▶ What you need to do: Copy every line of the listing exactly.

▶ Material shown:
-*-
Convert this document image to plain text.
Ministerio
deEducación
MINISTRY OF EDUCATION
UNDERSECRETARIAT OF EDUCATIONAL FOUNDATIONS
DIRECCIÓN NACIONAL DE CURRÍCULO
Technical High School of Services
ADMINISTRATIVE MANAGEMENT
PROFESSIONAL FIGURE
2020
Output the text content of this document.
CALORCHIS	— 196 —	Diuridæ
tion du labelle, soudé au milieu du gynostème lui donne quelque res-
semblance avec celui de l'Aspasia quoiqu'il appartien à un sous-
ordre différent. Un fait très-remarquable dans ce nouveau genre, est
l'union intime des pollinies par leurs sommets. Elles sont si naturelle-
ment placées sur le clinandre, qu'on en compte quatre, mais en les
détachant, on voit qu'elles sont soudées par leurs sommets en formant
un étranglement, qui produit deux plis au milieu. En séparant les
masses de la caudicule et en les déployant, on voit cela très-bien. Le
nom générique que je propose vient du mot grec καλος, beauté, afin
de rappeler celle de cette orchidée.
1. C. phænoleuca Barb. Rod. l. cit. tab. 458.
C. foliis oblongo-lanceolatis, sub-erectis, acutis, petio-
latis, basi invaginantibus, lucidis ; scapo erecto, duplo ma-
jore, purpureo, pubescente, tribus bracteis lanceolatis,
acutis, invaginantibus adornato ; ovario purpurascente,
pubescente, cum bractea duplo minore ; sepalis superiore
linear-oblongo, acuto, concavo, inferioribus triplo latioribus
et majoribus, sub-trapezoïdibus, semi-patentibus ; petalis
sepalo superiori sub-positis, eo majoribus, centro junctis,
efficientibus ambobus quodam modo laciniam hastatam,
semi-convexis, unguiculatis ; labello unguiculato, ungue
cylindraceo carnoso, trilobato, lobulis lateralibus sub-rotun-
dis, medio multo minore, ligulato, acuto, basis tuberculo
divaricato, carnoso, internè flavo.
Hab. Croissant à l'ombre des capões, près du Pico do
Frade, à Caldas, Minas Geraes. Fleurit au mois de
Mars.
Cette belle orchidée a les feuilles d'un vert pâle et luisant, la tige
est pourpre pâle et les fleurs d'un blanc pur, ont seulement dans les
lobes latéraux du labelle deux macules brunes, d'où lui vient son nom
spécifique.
-*-
▶ Correct output:
Convert this document image to plain text.
Ministerio
deEducación
MINISTRY OF EDUCATION
UNDERSECRETARIAT OF EDUCATIONAL FOUNDATIONS
DIRECCIÓN NACIONAL DE CURRÍCULO
Technical High School of Services
ADMINISTRATIVE MANAGEMENT
PROFESSIONAL FIGURE
2020
Output the text content of this document.
CALORCHIS	— 196 —	Diuridæ
tion du labelle, soudé au milieu du gynostème lui donne quelque res-
semblance avec celui de l'Aspasia quoiqu'il appartien à un sous-
ordre différent. Un fait très-remarquable dans ce nouveau genre, est
l'union intime des pollinies par leurs sommets. Elles sont si naturelle-
ment placées sur le clinandre, qu'on en compte quatre, mais en les
détachant, on voit qu'elles sont soudées par leurs sommets en formant
un étranglement, qui produit deux plis au milieu. En séparant les
masses de la caudicule et en les déployant, on voit cela très-bien. Le
nom générique que je propose vient du mot grec καλος, beauté, afin
de rappeler celle de cette orchidée.
1. C. phænoleuca Barb. Rod. l. cit. tab. 458.
C. foliis oblongo-lanceolatis, sub-erectis, acutis, petio-
latis, basi invaginantibus, lucidis ; scapo erecto, duplo ma-
jore, purpureo, pubescente, tribus bracteis lanceolatis,
acutis, invaginantibus adornato ; ovario purpurascente,
pubescente, cum bractea duplo minore ; sepalis superiore
linear-oblongo, acuto, concavo, inferioribus triplo latioribus
et majoribus, sub-trapezoïdibus, semi-patentibus ; petalis
sepalo superiori sub-positis, eo majoribus, centro junctis,
efficientibus ambobus quodam modo laciniam hastatam,
semi-convexis, unguiculatis ; labello unguiculato, ungue
cylindraceo carnoso, trilobato, lobulis lateralibus sub-rotun-
dis, medio multo minore, ligulato, acuto, basis tuberculo
divaricato, carnoso, internè flavo.
Hab. Croissant à l'ombre des capões, près du Pico do
Frade, à Caldas, Minas Geraes. Fleurit au mois de
Mars.
Cette belle orchidée a les feuilles d'un vert pâle et luisant, la tige
est pourpre pâle et les fleurs d'un blanc pur, ont seulement dans les
lobes latéraux du labelle deux macules brunes, d'où lui vient son nom
spécifique.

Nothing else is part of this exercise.